*REQUIRED TASK*.
Pick up the forum thread on proposed Mill instructions after its final sentence and continue that last post, keeping it separate from the material that follows.

Forum Replies Created

Viewing 5 posts - 1 through 5 (of 5 total)
  • Author
    Posts
  • bhurt
    Participant
    Post count: 5
    in reply to: Specification #1127

    I think this is the wrong venue in which to bring this up, but it’s the most correct venue I can think of. In other venues, you’ve asked what instructions could you add to low-end Mills that would make writing a software floating point library easy(-ier). I figured I’d chime in with my thoughts on the matter, for what they’re worth.

    The biggest problem, and the most error prone aspect, of writing a software floating point library, is unpacking and repacking the floating point numbers themselves, and dealing with the edge cases (denormalized numbers, infinities, NaNs). Unpacking a floating point number into it’s components is a longish series of shifts, ands, and adds. The idea is to just have two instructions. One instruction takes a floating point number and unpacks it, producing the mantissa, exponent, and type (is it a NaN, Infinity, etc.?). As a side note, the belt is really nice for designing instructions. 🙂 The other instruction takes a mantissa, exponent, and type and reconstitutes the original floating point number.

    Note that these instructions are useful in other circumstances, not just in software fp libraries, but in functions lke frexp and ldexp and isNaN. These would actually be useful instructions to have even on a Mill Platinum architecture, aimed at super computers and given boatloads of floating point units. Their utility in writing a software FP library should be obvious.

    Two variants might warrant consideration. One is that instead of a single type value, drop multiple flags on the belt- isNaN, isInfinity, etc. The advantage of this is that in a single instruction you could unpack a floating point number and multiway branch on the edge cases to special handling code (“Oh, it’s a NaN- in that case, jump here.”). Another would be instead of the mantissa as a single value, split it up into two values. If you don’t have a 64 bit x 64 bit -> 128 bit multiply (likely on a low-end Mill), this makes it easier to do the obvious four 32×32->64 bit multiplies. The problem with both of these variants is that they drop a lot more values on the belt- if you only have 8 belt positions, having a single operation drop 6 or more values on the belt can be a problem.

    Hope this helps.

  • bhurt
    Participant
    Post count: 5
    in reply to: Metadata #557

    I’d like to request you guys add an operation (if you haven’t already).

*COLLECTED MATERIAL*.
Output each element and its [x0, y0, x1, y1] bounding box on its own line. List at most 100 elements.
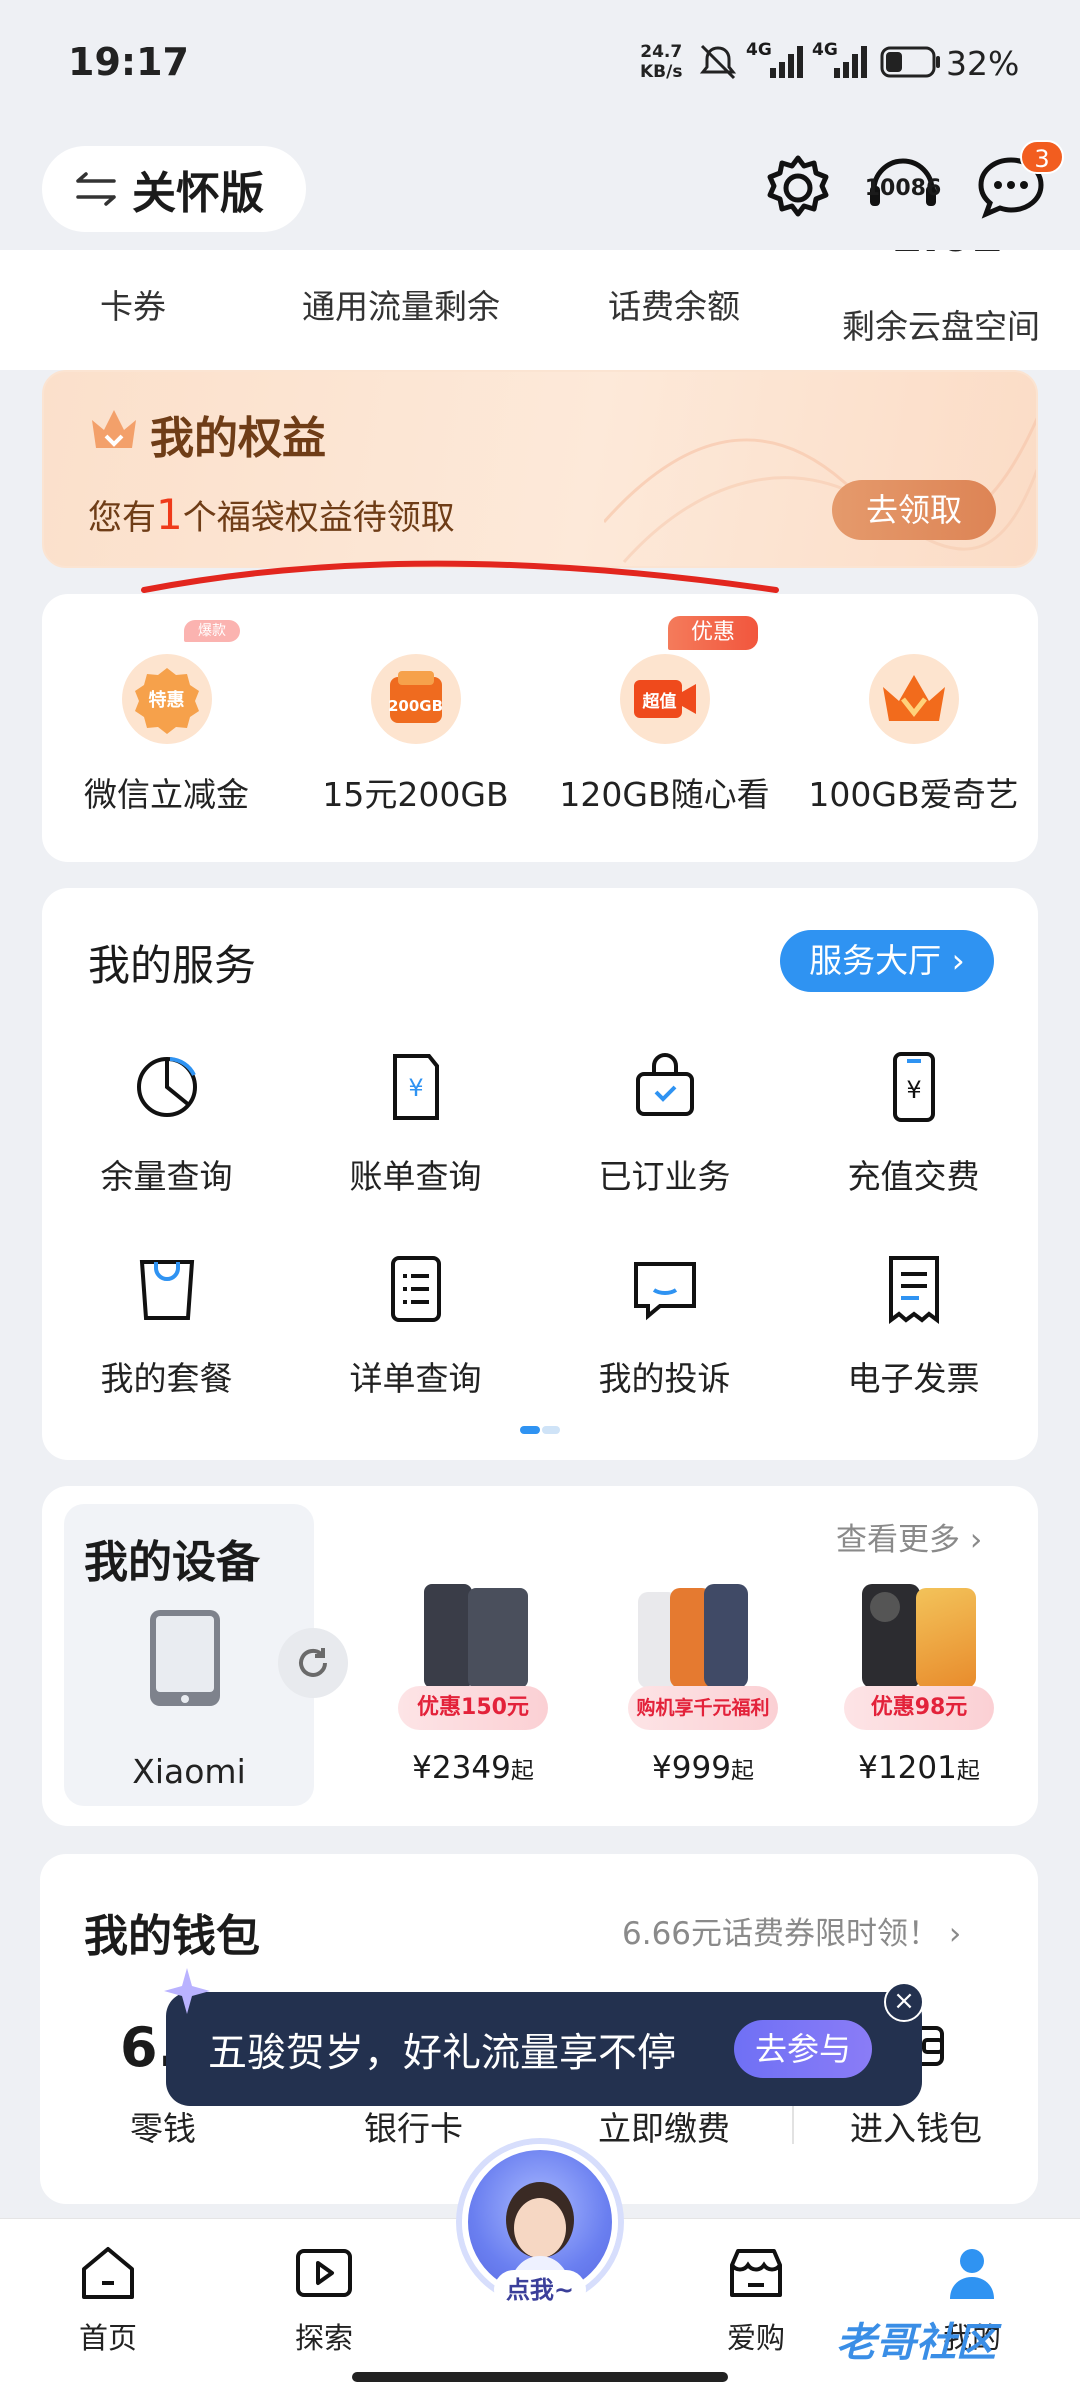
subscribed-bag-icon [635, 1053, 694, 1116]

*TASK RESPONSE*.
    I want to explain the operation, and then explain why I think it’d be
    useful. The operation is smear-sum. It takes a vector of small (8-bit,
    maybe 16-bit) integers an produces a running sum, and in addition
    produces a second value which is the final sum. So, if given the vector
    [ 1, 3, 10, 7, 4, 0, 2, 9 ] it produces the vector [ 1, 4, 14, 21, 25,
    25, 27, 36 ] and the value 36. An alternative would smear-sumx, which
    produces the sum excluding the current value, so the vector [ 1, 3, 10,
    7, 4, 0, 2, 9 ] would return the vector [ 0, 1, 4, 14, 21, 25, 25, 27 ]
    and the value 36. NaRs and Nones are propagated, but count as 0 for the
    purposes of the sum, so the vector [ 1, 3, 10, NaR, None, 0, 2, 9 ]
    returns the vector [ 1, 4, 14, NaR, None, 14, 16, 25 ] and the value 25.

    Why this instruction would be useful: a lot of languages now use copying
    GC. One of the advantages of copying GC is that the heap is alway
    contiguous, so allocation is bumping a pointer. The allocation routine
    then looks like this:

    extern size_t * heap_top;
    extern size_t * heap_limit;

    size_t * alloc(size_t num_words) {
    register size_t * rval = heap_top;
    heap_top += num_words;
    if (heap_top > heap_limit) {
    /* This is a rarely taken branch- less than 1% of the time */
    do_a_gc();
    /* do_a_gc() resets heap_top and heap_limit so we can now
    * succeed at the allocation.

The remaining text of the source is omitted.